[CHALLENGES]
[1] According to the Second Life outage post, how many regions were stuck in restart mode during the Tuesday rolling restarts?
[2] From the Second Life outage post, echo the passage starting with "Last week was" and going on through "quite some time!".

[SUPPLIED TEXT]
We’re taking steps, including a deploy late last week, to prevent these issues in the future - and we have already seen progress in making the service more robust.
Weekly Rolling Restarts: Tuesday, 1/25
Every week we restart the simulator servers to keep them running smoothly. We only restart a certain number at the same time, allow them to finish, then start another batch. That’s why we call them “rolling restarts.” But on Tuesday a recent upgrade to the simulators meant that the usual number of simultaneous restarts was too much for the system to handle. The result was load spikes and numerous regions going down. Ultimately more than 12,000 regions were stuck in restart mode, which is 40% of the grid. Not good!
The team came together quickly to bring simulators back up in smaller batches, and then manually fixed blocks of regions. After some trials and monitoring, we found a smaller number of concurrent restarts that worked better. By 1:00 PM all regions were restored and operating normally. We apologize for this lengthy outage!
Advance… Retreat!: Wednesday, 1/26
We had planned a deploy to the production grid that would help us gather information on group chat performance. Unfortunately, the procedure used during testing did not work in production. We figured -- OK, we’ll just roll back. But then the rollback itself had problems! Residents experienced issues with login, group chat, and presence information. The team was able to isolate the problem and complete the rollback, getting a few more gray hairs in the process. We’re going to take what we’ve learned and do a better deploy that will give us the information to improve group chat in the long run.
Last week was no fun for a lot of people at the Lab. Thank you for your patience. We really don’t like interrupting your enjoyment of Second Life. Here’s hoping we don’t have to come back with another one of these blog posts for quite some time!

[RECORDS SUPPLIED]
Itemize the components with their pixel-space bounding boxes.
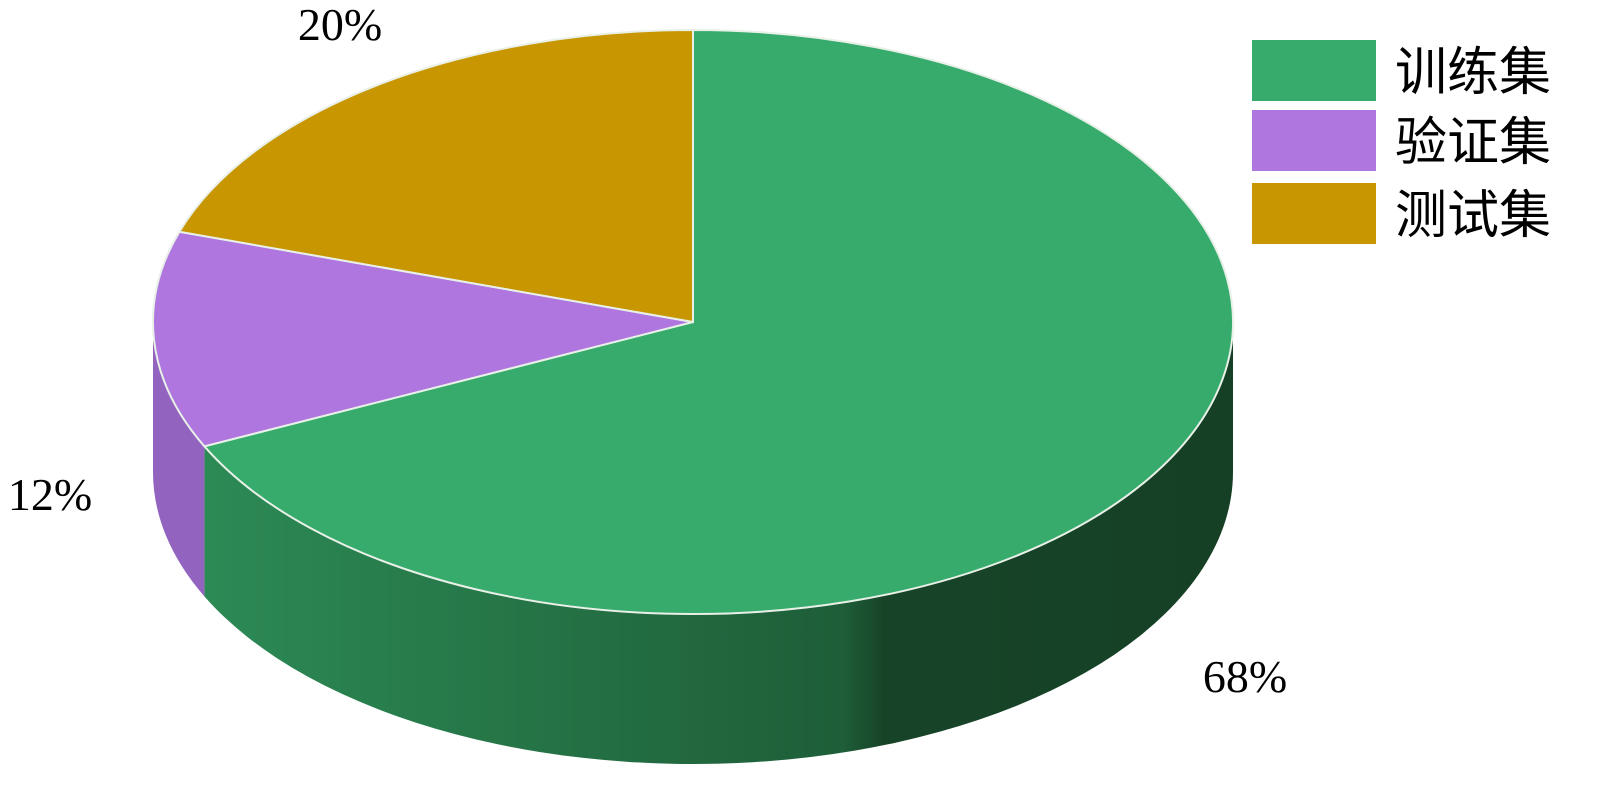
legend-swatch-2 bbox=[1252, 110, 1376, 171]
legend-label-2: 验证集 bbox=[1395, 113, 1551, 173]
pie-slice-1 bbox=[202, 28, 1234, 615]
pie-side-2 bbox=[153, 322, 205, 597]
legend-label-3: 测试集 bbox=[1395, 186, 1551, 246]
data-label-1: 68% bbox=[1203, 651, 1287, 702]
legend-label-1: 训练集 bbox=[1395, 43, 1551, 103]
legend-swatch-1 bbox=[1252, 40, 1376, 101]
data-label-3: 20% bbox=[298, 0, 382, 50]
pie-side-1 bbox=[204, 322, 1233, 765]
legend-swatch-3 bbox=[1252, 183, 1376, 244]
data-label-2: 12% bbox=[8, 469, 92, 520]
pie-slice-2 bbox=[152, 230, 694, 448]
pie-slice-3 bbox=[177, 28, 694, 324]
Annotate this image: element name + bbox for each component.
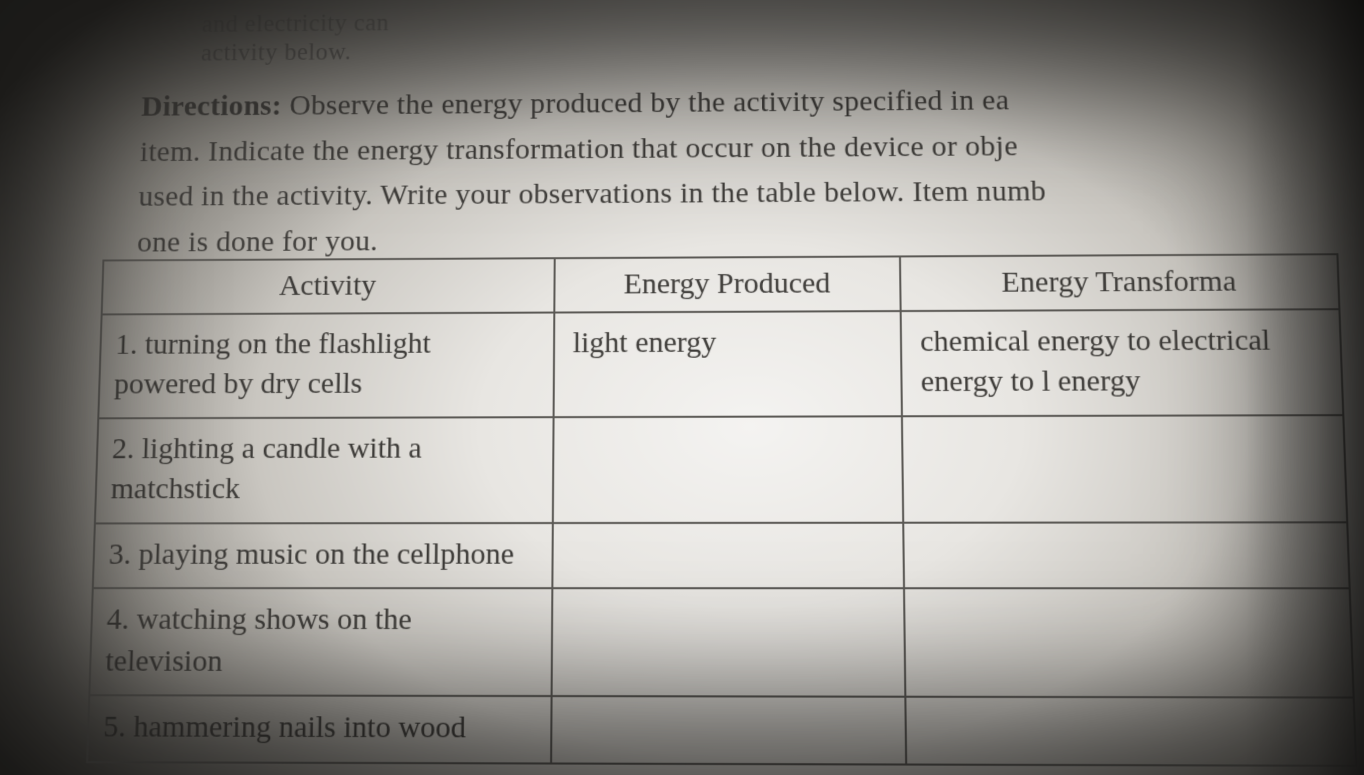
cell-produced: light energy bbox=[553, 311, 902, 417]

[EXERCISE RESPONSES]
[1] More than 12,000 regions, which is 40% of the grid.

[2]
Last week was no fun for a lot of people at the Lab. Thank you for your patience. We really don’t like interrupting your enjoyment of Second Life. Here’s hoping we don’t have to come back with another one of these blog posts for quite some time!